───── RECORD SET ─────

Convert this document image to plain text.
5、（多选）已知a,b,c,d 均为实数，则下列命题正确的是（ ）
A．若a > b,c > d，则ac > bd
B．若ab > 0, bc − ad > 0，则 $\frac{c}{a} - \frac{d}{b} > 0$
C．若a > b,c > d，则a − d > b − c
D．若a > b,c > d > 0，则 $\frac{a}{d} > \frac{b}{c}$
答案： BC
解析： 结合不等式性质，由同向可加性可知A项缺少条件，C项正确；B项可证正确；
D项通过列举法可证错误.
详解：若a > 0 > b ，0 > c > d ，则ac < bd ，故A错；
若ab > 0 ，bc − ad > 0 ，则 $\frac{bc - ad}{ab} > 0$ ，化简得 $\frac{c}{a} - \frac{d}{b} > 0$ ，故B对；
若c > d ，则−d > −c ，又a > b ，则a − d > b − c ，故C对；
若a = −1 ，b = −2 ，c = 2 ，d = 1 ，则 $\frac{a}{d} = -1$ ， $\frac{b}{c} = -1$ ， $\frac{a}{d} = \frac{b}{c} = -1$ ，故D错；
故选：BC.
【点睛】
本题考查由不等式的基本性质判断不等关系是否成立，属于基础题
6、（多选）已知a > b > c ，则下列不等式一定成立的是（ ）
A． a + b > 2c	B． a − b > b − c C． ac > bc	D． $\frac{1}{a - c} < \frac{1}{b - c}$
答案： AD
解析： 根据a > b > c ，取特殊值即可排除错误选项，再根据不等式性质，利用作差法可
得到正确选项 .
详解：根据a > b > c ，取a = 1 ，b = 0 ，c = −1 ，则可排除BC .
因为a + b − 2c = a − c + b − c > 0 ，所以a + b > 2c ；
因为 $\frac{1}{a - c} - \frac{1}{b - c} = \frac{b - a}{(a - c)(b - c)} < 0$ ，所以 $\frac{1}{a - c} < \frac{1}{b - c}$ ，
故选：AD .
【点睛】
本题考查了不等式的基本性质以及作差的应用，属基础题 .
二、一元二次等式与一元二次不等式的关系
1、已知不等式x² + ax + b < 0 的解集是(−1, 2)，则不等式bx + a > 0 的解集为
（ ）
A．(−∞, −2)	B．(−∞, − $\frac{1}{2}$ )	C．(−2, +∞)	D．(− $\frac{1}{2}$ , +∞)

─────
───── RECORD SET ─────

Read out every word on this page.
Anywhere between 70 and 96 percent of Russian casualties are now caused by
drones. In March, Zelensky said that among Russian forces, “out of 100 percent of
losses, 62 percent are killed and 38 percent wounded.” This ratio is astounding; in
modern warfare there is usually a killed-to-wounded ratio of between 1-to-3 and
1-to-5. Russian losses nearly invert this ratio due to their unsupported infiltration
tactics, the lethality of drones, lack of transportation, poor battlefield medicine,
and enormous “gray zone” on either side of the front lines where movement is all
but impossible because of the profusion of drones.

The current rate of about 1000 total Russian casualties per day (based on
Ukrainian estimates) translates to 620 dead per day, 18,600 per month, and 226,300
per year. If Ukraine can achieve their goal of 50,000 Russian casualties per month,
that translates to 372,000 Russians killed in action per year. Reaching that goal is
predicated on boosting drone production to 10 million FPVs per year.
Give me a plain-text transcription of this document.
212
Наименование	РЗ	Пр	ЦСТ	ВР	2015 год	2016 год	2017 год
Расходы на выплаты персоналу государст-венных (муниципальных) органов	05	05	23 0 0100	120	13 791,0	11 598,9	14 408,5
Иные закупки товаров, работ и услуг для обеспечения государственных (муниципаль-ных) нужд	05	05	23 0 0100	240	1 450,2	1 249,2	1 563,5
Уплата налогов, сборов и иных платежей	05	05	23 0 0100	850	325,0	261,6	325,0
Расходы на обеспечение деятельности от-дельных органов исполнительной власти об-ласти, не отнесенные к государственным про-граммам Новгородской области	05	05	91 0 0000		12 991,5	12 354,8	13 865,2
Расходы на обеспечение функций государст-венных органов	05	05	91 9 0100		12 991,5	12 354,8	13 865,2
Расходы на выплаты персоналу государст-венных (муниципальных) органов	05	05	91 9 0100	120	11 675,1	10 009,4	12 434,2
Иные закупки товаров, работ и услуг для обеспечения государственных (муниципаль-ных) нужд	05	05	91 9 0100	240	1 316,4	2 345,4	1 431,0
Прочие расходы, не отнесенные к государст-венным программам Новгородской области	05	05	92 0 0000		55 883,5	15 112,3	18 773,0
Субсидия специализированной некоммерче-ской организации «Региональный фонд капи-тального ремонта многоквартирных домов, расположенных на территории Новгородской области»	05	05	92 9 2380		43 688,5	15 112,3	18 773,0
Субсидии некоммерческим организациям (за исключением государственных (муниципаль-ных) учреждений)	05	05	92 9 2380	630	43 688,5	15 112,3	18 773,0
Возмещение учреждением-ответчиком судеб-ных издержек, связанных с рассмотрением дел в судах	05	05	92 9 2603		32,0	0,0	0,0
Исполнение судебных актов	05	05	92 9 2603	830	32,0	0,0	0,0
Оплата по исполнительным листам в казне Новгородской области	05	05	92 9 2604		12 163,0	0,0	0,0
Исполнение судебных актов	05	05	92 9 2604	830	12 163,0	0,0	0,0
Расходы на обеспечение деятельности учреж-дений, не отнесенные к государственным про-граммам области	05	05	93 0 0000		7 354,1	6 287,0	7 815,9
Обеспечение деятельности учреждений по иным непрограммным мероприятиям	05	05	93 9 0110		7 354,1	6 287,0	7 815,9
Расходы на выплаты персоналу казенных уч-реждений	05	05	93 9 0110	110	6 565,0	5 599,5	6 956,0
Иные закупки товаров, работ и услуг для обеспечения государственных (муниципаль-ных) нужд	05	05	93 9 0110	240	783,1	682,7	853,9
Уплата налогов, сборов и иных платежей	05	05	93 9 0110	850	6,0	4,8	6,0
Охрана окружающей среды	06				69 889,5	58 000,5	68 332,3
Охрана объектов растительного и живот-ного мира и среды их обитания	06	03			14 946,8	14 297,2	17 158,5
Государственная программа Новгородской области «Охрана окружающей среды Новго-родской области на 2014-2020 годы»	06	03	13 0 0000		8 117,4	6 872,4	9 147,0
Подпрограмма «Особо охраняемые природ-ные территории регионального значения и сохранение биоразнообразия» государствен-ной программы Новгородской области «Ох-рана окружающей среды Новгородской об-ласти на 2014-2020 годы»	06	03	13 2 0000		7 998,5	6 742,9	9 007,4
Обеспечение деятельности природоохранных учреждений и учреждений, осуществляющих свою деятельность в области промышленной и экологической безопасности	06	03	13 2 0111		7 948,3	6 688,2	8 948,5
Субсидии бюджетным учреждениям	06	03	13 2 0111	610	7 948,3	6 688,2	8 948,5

─────
───── RECORD SET ─────

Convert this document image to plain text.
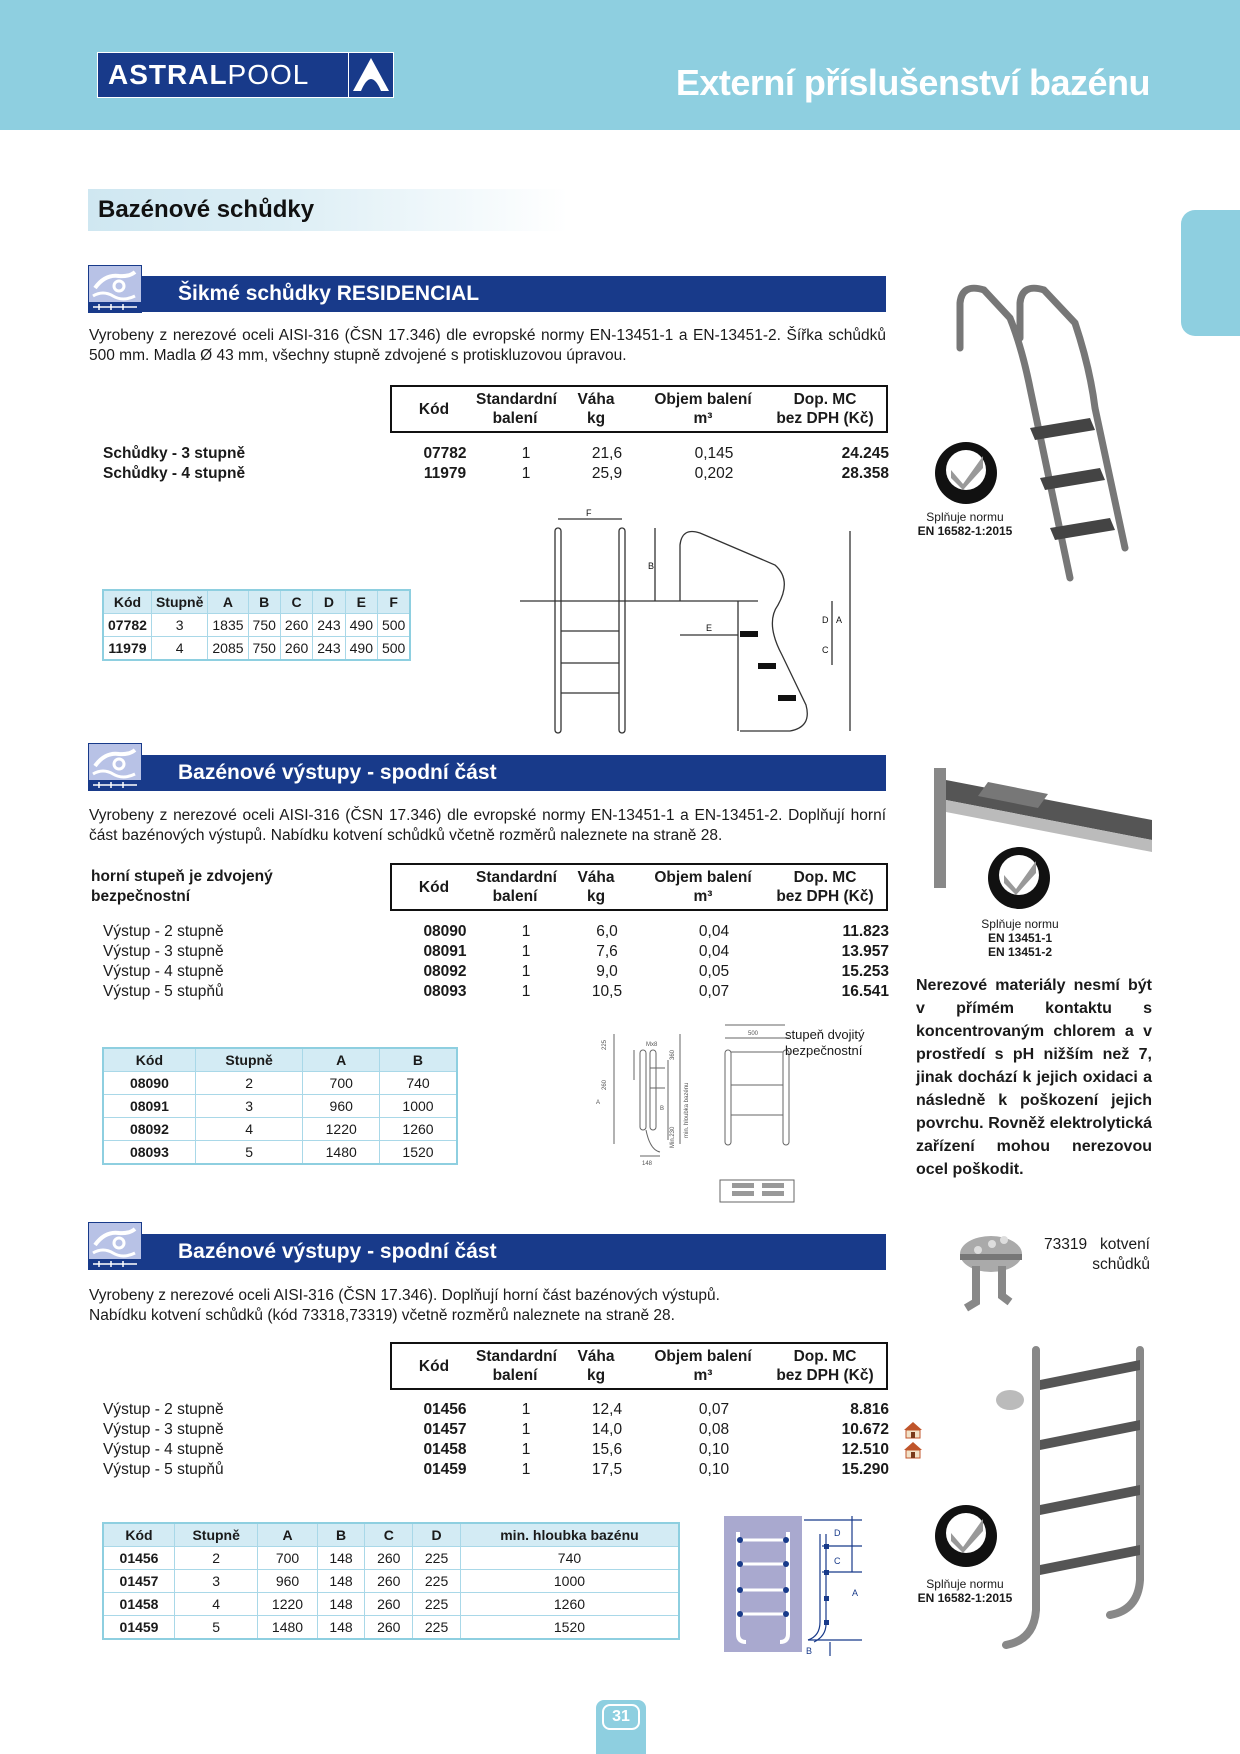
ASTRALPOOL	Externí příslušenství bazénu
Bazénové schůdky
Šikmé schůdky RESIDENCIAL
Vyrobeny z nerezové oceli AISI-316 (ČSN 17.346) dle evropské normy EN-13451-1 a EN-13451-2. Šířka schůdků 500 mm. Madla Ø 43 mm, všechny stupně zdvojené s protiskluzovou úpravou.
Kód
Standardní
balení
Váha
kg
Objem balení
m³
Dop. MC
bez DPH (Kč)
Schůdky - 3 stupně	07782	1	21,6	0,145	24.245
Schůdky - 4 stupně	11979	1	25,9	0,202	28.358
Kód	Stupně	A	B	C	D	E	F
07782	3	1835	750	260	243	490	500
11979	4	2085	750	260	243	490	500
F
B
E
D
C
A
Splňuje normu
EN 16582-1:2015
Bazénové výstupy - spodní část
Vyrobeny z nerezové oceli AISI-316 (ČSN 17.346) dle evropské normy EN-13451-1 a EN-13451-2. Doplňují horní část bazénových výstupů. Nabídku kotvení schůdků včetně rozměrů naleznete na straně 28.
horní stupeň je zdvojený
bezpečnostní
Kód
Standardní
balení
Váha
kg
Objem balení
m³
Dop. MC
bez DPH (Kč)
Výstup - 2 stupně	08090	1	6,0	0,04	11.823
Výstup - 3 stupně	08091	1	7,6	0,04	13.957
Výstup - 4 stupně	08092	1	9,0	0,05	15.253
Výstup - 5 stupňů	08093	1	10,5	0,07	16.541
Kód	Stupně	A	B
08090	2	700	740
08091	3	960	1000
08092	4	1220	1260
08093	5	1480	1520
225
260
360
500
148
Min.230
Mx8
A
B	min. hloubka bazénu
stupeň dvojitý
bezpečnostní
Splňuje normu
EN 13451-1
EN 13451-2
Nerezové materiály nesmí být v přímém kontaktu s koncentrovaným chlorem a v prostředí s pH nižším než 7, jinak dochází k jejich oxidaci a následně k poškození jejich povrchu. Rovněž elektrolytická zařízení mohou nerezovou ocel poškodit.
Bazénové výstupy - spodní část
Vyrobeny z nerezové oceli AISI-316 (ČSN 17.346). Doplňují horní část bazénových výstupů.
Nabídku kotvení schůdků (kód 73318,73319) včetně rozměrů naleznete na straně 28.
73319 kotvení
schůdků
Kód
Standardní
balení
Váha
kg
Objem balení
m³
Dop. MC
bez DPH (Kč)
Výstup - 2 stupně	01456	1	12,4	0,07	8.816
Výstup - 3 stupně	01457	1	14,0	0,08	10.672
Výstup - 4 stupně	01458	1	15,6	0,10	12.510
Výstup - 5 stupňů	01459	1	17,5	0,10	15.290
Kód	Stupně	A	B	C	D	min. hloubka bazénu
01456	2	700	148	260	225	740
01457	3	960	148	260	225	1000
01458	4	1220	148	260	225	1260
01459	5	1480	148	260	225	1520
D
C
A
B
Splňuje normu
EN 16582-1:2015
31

─────

◆ WHAT IS REQUIRED
Tell how many lines of the data above hold the string "судебных". Give only the number.

◆ COMPLETE RESPONSE
2